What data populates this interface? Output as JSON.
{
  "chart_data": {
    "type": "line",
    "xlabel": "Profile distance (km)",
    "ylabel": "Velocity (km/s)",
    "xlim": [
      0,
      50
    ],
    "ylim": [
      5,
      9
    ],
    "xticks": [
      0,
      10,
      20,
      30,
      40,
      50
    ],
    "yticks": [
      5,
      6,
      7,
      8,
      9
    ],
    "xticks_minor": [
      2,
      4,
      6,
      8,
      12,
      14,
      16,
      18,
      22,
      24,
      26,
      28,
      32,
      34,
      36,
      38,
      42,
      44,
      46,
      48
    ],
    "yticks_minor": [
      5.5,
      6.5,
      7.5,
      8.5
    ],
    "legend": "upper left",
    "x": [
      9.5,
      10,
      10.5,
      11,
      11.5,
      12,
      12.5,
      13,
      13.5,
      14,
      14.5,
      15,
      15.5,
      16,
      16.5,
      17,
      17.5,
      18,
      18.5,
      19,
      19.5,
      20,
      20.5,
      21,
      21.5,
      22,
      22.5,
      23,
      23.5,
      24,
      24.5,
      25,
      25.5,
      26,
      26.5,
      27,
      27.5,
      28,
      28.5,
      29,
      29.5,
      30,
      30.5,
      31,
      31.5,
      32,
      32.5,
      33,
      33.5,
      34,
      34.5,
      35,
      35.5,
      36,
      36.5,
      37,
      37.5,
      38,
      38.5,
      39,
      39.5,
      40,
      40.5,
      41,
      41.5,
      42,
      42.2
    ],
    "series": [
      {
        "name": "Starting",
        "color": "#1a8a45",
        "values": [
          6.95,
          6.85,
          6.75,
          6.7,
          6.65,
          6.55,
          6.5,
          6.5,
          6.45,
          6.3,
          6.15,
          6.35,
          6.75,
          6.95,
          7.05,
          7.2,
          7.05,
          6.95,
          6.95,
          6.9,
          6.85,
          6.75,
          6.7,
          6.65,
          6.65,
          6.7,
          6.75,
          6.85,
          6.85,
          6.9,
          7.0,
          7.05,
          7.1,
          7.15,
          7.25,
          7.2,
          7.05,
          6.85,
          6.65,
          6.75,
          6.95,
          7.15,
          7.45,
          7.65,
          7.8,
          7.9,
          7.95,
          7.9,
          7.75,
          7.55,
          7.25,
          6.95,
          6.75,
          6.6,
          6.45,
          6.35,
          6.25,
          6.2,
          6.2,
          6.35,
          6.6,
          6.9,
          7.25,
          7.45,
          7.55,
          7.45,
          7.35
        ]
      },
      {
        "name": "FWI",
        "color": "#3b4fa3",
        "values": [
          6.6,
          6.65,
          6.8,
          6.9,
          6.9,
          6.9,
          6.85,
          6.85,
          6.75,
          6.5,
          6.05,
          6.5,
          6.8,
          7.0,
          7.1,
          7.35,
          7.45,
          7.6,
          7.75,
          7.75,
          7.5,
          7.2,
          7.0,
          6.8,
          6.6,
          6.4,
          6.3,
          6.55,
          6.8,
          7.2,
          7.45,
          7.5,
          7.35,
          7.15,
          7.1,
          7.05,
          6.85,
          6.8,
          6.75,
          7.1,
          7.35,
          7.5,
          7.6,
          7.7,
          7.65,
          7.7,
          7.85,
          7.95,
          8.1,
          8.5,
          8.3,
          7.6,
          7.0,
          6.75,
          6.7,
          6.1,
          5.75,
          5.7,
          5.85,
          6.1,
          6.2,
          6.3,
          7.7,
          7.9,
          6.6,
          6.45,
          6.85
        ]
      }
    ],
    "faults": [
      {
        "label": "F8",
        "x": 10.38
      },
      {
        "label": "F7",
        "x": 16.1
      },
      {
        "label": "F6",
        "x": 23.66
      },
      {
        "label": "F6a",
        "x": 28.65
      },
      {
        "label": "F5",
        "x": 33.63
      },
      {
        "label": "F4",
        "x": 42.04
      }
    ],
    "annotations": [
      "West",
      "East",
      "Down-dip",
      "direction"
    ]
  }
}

§

WHAT IS REQUIRED: Retype the data exactly as given.

THE COMPLETED TASK:
What data populates this interface? Output as JSON.
{
  "chart_data": {
    "type": "line",
    "xlabel": "Profile distance (km)",
    "ylabel": "Velocity (km/s)",
    "xlim": [
      0,
      50
    ],
    "ylim": [
      5,
      9
    ],
    "xticks": [
      0,
      10,
      20,
      30,
      40,
      50
    ],
    "yticks": [
      5,
      6,
      7,
      8,
      9
    ],
    "xticks_minor": [
      2,
      4,
      6,
      8,
      12,
      14,
      16,
      18,
      22,
      24,
      26,
      28,
      32,
      34,
      36,
      38,
      42,
      44,
      46,
      48
    ],
    "yticks_minor": [
      5.5,
      6.5,
      7.5,
      8.5
    ],
    "legend": "upper left",
    "x": [
      9.5,
      10,
      10.5,
      11,
      11.5,
      12,
      12.5,
      13,
      13.5,
      14,
      14.5,
      15,
      15.5,
      16,
      16.5,
      17,
      17.5,
      18,
      18.5,
      19,
      19.5,
      20,
      20.5,
      21,
      21.5,
      22,
      22.5,
      23,
      23.5,
      24,
      24.5,
      25,
      25.5,
      26,
      26.5,
      27,
      27.5,
      28,
      28.5,
      29,
      29.5,
      30,
      30.5,
      31,
      31.5,
      32,
      32.5,
      33,
      33.5,
      34,
      34.5,
      35,
      35.5,
      36,
      36.5,
      37,
      37.5,
      38,
      38.5,
      39,
      39.5,
      40,
      40.5,
      41,
      41.5,
      42,
      42.2
    ],
    "series": [
      {
        "name": "Starting",
        "color": "#1a8a45",
        "values": [
          6.95,
          6.85,
          6.75,
          6.7,
          6.65,
          6.55,
          6.5,
          6.5,
          6.45,
          6.3,
          6.15,
          6.35,
          6.75,
          6.95,
          7.05,
          7.2,
          7.05,
          6.95,
          6.95,
          6.9,
          6.85,
          6.75,
          6.7,
          6.65,
          6.65,
          6.7,
          6.75,
          6.85,
          6.85,
          6.9,
          7.0,
          7.05,
          7.1,
          7.15,
          7.25,
          7.2,
          7.05,
          6.85,
          6.65,
          6.75,
          6.95,
          7.15,
          7.45,
          7.65,
          7.8,
          7.9,
          7.95,
          7.9,
          7.75,
          7.55,
          7.25,
          6.95,
          6.75,
          6.6,
          6.45,
          6.35,
          6.25,
          6.2,
          6.2,
          6.35,
          6.6,
          6.9,
          7.25,
          7.45,
          7.55,
          7.45,
          7.35
        ]
      },
      {
        "name": "FWI",
        "color": "#3b4fa3",
        "values": [
          6.6,
          6.65,
          6.8,
          6.9,
          6.9,
          6.9,
          6.85,
          6.85,
          6.75,
          6.5,
          6.05,
          6.5,
          6.8,
          7.0,
          7.1,
          7.35,
          7.45,
          7.6,
          7.75,
          7.75,
          7.5,
          7.2,
          7.0,
          6.8,
          6.6,
          6.4,
          6.3,
          6.55,
          6.8,
          7.2,
          7.45,
          7.5,
          7.35,
          7.15,
          7.1,
          7.05,
          6.85,
          6.8,
          6.75,
          7.1,
          7.35,
          7.5,
          7.6,
          7.7,
          7.65,
          7.7,
          7.85,
          7.95,
          8.1,
          8.5,
          8.3,
          7.6,
          7.0,
          6.75,
          6.7,
          6.1,
          5.75,
          5.7,
          5.85,
          6.1,
          6.2,
          6.3,
          7.7,
          7.9,
          6.6,
          6.45,
          6.85
        ]
      }
    ],
    "faults": [
      {
        "label": "F8",
        "x": 10.38
      },
      {
        "label": "F7",
        "x": 16.1
      },
      {
        "label": "F6",
        "x": 23.66
      },
      {
        "label": "F6a",
        "x": 28.65
      },
      {
        "label": "F5",
        "x": 33.63
      },
      {
        "label": "F4",
        "x": 42.04
      }
    ],
    "annotations": [
      "West",
      "East",
      "Down-dip",
      "direction"
    ]
  }
}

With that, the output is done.